══ Given data

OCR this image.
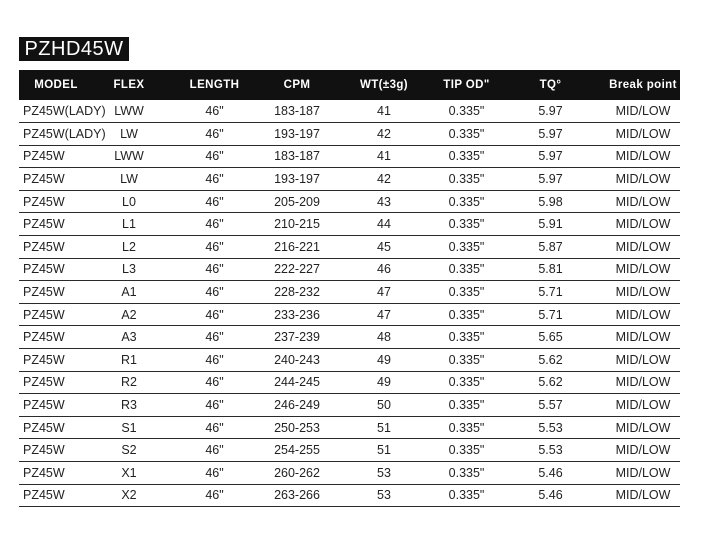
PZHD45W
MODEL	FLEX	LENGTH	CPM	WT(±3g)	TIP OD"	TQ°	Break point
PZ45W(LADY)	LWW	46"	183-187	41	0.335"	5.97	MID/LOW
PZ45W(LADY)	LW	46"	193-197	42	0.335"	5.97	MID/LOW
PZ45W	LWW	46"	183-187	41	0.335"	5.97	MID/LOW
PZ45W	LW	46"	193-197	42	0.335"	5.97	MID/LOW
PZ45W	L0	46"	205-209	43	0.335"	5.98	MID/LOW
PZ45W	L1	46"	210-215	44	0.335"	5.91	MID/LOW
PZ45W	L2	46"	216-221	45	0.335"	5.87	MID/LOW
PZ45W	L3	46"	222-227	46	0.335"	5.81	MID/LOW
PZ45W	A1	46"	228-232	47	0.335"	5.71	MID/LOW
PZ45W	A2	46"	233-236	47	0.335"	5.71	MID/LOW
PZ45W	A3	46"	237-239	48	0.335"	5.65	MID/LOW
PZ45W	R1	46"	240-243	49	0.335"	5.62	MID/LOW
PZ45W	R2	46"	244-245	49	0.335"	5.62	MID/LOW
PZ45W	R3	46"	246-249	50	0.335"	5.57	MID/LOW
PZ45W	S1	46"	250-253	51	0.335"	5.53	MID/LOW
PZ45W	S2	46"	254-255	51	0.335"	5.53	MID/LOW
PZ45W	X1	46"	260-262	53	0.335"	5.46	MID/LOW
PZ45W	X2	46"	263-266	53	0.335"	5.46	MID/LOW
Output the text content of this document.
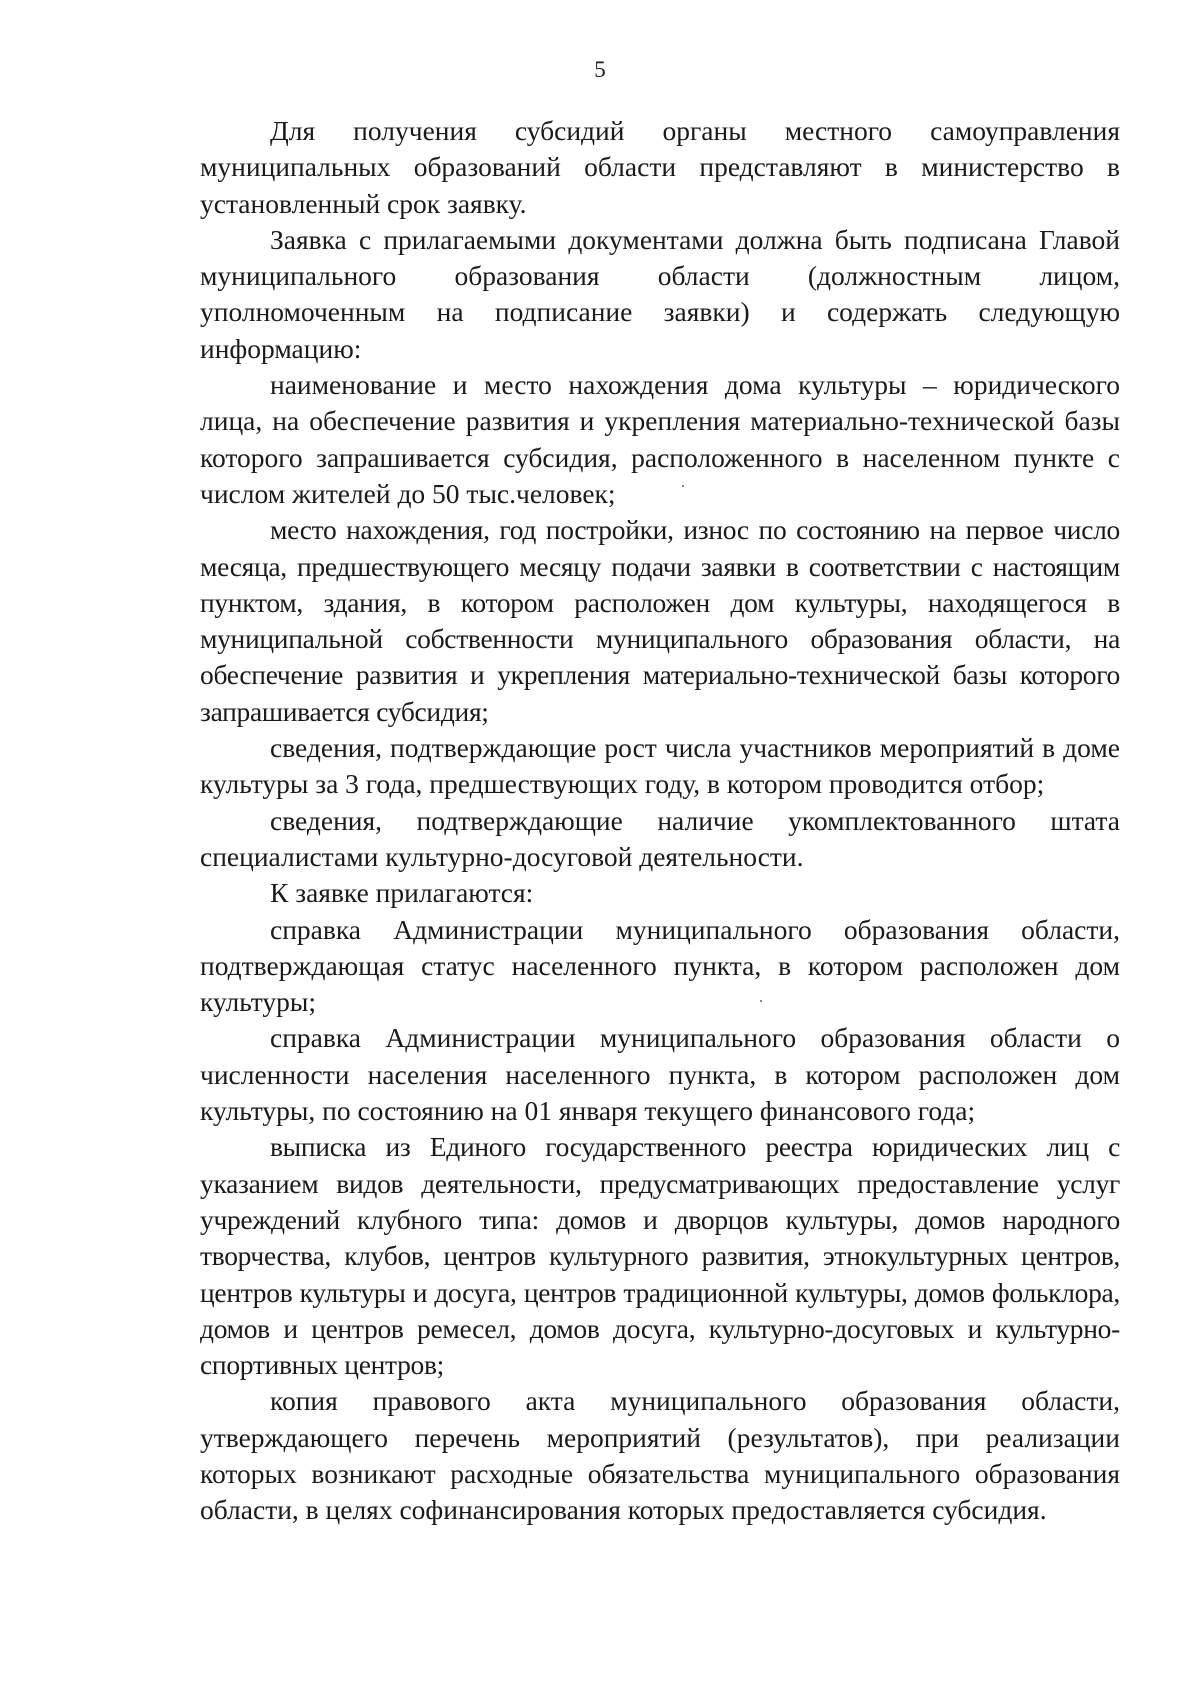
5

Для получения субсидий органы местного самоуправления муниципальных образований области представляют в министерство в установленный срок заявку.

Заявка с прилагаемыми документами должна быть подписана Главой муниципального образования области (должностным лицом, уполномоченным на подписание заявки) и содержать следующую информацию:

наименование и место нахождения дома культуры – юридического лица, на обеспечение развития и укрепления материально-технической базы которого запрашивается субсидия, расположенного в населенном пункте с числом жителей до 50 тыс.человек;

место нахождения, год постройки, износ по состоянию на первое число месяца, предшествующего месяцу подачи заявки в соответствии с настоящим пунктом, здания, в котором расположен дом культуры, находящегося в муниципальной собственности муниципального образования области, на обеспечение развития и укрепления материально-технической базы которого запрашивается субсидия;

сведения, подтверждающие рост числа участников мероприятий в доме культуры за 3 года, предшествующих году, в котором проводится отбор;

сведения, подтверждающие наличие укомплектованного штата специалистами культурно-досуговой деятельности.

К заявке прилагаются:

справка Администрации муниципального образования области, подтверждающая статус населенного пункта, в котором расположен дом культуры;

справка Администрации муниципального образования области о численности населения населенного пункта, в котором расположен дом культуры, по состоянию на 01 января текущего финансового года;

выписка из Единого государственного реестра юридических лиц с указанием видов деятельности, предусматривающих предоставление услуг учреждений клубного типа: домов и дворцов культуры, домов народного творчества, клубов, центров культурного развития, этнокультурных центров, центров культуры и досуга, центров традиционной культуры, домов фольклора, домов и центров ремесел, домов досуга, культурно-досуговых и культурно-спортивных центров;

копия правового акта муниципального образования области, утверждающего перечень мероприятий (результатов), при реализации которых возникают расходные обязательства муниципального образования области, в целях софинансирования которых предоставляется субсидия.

════
══ Given data

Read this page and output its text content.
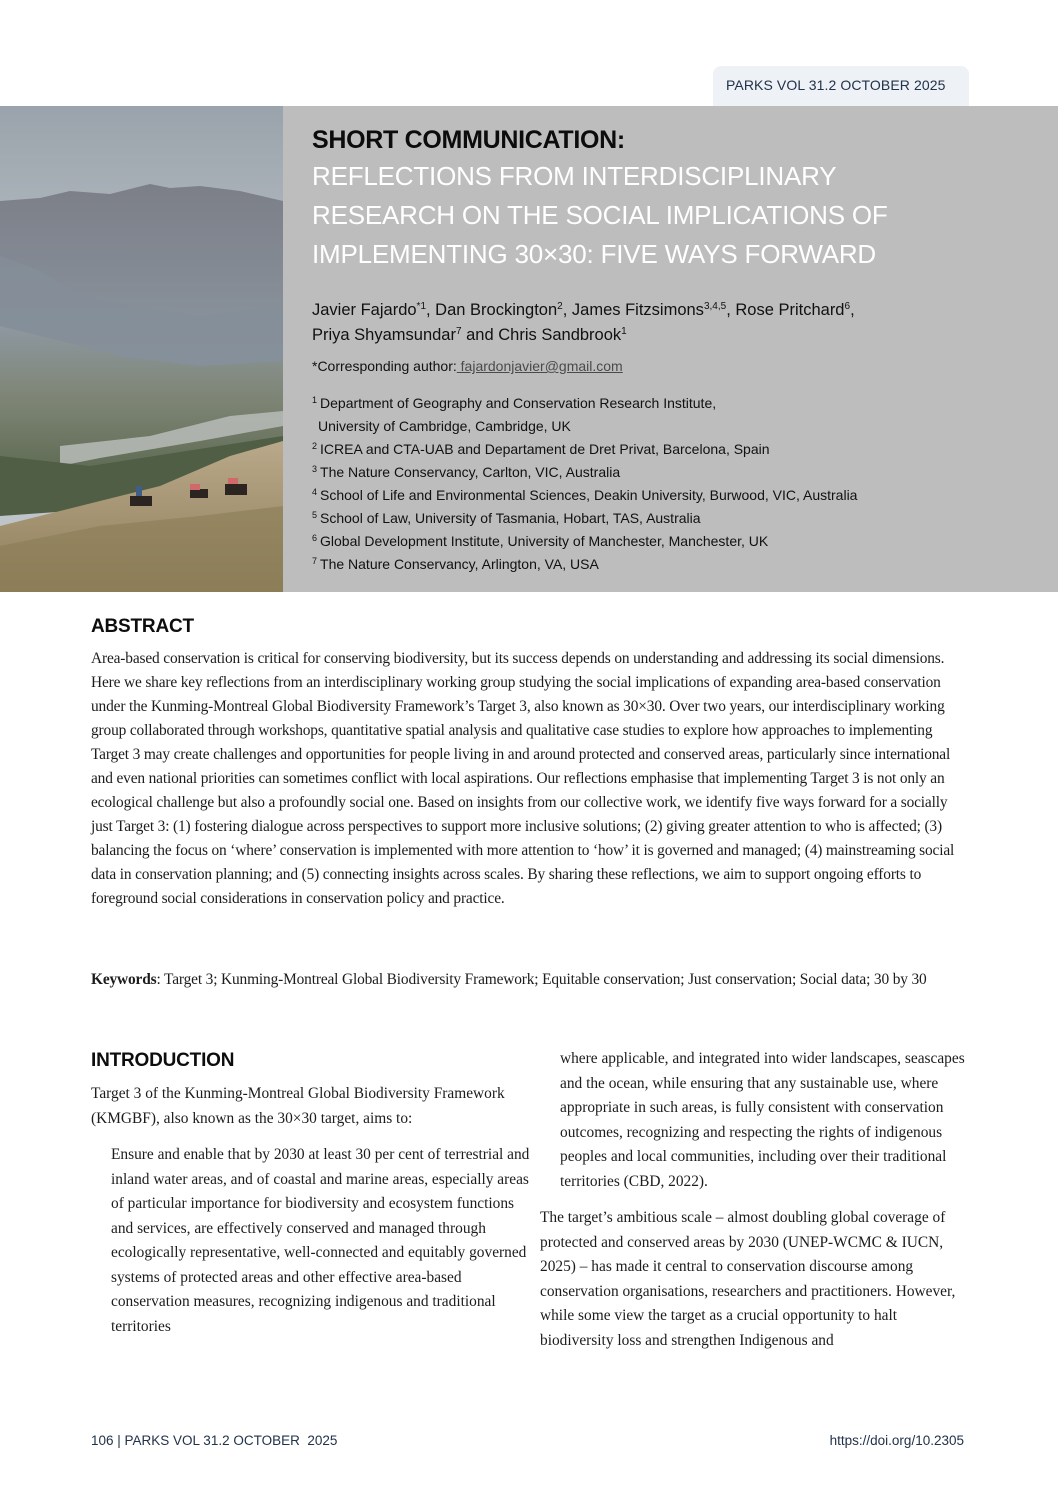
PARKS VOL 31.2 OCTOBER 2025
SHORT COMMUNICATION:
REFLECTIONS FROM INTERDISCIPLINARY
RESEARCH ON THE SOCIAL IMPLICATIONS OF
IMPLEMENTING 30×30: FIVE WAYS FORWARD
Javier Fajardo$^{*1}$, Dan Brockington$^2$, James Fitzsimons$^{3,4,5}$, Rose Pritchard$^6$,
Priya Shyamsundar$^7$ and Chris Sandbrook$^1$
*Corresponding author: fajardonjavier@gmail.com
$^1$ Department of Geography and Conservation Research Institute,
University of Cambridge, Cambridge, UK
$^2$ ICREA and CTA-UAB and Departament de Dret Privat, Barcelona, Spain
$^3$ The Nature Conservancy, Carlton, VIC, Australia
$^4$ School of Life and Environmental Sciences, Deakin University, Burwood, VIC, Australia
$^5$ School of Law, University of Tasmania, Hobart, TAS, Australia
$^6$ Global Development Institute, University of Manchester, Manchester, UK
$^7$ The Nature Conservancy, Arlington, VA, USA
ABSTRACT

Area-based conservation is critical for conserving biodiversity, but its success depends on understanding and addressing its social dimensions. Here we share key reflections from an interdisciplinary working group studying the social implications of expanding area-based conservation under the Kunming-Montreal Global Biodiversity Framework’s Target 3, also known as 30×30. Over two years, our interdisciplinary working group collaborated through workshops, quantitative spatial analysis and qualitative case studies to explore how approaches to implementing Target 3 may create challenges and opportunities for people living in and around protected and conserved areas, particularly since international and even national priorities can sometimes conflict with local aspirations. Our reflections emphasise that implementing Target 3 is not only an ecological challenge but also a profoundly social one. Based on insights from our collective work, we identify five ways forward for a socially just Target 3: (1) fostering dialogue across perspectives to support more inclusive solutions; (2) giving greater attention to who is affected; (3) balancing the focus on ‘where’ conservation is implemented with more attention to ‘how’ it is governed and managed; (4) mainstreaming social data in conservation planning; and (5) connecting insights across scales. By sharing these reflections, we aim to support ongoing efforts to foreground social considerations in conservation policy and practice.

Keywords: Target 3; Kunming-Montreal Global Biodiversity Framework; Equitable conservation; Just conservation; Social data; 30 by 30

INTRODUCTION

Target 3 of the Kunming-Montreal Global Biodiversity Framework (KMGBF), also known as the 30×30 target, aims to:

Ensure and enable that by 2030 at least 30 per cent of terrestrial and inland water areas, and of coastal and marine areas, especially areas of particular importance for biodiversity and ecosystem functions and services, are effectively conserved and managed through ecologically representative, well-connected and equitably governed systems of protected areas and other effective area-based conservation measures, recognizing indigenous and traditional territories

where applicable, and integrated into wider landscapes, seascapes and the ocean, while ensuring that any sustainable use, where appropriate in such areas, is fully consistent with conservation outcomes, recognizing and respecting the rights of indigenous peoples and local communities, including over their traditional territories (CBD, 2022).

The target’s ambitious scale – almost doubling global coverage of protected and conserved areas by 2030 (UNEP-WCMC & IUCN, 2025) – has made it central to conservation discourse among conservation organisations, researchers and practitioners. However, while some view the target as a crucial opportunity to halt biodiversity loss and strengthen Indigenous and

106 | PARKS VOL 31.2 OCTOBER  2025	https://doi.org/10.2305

════

## Stated problem
Your answer should be only the number of lines that hold the word "this".

## Worked answer
3